===== Dataset excerpts =====
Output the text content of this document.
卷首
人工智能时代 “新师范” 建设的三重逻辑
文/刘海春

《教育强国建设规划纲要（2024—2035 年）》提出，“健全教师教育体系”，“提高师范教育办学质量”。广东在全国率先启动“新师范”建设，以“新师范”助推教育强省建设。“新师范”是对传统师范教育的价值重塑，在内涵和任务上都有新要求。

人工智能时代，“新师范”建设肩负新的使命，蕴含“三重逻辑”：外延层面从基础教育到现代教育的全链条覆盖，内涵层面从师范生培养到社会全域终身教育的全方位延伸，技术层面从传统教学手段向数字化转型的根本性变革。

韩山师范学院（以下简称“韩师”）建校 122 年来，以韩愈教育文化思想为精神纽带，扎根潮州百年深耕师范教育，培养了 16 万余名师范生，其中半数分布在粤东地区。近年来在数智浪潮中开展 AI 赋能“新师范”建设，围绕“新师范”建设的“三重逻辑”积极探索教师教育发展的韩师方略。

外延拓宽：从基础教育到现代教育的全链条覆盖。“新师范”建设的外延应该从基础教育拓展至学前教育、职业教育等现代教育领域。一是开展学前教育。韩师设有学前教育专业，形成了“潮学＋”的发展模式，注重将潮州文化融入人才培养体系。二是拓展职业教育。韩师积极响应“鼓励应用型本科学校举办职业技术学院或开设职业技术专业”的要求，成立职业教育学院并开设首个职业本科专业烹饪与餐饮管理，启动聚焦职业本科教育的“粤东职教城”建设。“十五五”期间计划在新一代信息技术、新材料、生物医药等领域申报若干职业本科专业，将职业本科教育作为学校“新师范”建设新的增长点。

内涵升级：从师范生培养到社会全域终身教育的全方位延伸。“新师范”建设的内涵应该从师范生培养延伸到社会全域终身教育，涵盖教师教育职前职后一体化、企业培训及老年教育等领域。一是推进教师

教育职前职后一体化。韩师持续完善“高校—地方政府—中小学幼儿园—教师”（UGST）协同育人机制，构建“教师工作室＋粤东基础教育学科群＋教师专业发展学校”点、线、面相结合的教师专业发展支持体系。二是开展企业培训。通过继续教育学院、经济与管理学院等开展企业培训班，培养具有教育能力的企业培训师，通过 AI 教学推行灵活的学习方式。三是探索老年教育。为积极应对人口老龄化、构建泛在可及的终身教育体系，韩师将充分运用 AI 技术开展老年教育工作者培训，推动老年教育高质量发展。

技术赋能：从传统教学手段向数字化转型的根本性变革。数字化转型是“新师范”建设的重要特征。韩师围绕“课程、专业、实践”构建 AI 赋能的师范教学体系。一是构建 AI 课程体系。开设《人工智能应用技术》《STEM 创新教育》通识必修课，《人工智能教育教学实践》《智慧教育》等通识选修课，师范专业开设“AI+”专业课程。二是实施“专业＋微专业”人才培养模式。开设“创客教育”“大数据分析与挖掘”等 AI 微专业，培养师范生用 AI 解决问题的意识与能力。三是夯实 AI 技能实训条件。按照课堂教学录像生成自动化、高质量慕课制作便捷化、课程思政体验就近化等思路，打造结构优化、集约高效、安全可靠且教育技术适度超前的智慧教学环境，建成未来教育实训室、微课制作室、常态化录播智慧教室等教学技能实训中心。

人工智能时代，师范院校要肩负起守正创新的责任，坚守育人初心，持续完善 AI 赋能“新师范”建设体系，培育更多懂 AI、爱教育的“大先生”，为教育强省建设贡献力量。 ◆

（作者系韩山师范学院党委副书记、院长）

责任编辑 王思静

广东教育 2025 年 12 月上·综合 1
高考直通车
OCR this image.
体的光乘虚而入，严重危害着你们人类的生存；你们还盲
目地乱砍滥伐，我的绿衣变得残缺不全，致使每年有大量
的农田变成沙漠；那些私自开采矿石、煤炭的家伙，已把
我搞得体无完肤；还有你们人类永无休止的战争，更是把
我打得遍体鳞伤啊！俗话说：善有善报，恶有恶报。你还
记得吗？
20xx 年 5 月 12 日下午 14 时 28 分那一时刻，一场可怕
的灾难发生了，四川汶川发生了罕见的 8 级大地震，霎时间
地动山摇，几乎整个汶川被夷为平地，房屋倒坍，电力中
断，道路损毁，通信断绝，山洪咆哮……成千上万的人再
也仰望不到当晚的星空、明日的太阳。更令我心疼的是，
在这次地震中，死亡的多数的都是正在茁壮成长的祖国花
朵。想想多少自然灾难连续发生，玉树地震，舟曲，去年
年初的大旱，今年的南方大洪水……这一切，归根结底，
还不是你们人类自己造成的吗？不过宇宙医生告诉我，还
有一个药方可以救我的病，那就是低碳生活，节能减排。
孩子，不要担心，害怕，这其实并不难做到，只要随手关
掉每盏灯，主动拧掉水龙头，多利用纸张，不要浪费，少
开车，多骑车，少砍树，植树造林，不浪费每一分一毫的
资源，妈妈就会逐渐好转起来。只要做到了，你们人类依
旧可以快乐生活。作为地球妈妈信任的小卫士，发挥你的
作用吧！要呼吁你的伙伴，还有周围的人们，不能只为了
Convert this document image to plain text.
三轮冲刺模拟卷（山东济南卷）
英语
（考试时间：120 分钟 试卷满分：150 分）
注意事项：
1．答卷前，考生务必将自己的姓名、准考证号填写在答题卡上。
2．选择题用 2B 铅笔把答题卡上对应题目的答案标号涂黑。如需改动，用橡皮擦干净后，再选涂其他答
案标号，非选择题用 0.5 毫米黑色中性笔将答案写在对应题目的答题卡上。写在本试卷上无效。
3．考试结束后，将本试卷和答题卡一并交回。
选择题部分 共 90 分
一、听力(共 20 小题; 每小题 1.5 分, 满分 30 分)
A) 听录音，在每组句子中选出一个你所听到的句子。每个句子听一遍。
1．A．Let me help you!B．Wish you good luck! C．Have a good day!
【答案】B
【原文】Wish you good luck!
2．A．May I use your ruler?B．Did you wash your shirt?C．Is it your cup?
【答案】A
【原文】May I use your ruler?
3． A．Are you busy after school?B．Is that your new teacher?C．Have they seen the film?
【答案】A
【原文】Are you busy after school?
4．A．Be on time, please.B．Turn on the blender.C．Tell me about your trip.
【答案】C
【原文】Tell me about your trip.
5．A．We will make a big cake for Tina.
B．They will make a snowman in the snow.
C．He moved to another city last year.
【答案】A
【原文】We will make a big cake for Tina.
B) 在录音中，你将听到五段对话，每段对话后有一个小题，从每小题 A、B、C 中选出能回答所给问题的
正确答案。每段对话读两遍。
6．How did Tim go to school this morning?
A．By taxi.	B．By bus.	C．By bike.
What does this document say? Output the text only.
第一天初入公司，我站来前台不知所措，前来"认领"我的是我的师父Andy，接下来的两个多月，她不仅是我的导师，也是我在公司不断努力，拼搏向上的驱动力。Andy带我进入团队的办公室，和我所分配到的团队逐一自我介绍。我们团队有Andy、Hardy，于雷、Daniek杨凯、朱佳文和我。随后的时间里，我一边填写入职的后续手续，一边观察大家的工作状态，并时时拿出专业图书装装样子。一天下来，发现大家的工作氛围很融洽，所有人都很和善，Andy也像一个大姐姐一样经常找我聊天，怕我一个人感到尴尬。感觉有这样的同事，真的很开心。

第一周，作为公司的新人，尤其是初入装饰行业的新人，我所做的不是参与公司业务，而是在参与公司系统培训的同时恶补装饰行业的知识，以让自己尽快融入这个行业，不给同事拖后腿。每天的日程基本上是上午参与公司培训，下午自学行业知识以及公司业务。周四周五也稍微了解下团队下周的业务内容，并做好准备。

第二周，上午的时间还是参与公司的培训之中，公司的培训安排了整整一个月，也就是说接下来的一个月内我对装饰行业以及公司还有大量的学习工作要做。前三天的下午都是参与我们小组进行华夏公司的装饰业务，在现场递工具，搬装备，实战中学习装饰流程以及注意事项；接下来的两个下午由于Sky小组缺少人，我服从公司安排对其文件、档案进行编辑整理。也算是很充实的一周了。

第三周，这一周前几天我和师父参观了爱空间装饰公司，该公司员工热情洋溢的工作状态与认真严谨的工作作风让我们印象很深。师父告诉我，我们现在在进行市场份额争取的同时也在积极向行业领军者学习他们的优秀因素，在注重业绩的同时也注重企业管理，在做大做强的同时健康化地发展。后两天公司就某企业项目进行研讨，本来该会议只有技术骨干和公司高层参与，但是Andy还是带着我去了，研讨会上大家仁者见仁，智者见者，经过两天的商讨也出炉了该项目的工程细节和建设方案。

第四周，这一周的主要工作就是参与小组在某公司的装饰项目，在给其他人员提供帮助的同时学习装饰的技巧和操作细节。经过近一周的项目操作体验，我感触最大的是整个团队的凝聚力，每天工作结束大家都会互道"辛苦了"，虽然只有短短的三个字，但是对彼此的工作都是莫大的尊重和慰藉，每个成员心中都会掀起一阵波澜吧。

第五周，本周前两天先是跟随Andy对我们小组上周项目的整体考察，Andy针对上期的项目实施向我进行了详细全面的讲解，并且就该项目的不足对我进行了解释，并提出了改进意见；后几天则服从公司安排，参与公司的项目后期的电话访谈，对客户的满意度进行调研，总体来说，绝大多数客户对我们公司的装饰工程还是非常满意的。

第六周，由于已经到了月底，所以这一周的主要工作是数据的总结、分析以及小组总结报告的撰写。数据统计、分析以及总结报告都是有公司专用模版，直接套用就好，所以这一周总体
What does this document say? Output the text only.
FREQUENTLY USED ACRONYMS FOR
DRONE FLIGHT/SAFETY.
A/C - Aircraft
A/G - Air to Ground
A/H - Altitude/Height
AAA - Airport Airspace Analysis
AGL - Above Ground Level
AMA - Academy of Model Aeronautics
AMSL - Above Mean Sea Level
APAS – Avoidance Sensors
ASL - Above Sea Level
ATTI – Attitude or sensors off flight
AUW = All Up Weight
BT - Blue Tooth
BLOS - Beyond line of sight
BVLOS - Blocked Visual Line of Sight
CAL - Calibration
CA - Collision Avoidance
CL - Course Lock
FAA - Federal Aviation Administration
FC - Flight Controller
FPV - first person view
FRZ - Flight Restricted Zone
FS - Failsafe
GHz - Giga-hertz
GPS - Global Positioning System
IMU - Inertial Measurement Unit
=====
§ Instructions to follow
Review the material and copy each line in which the word "cake" appears.

§ Response to the task
5．A．We will make a big cake for Tina.
【原文】We will make a big cake for Tina.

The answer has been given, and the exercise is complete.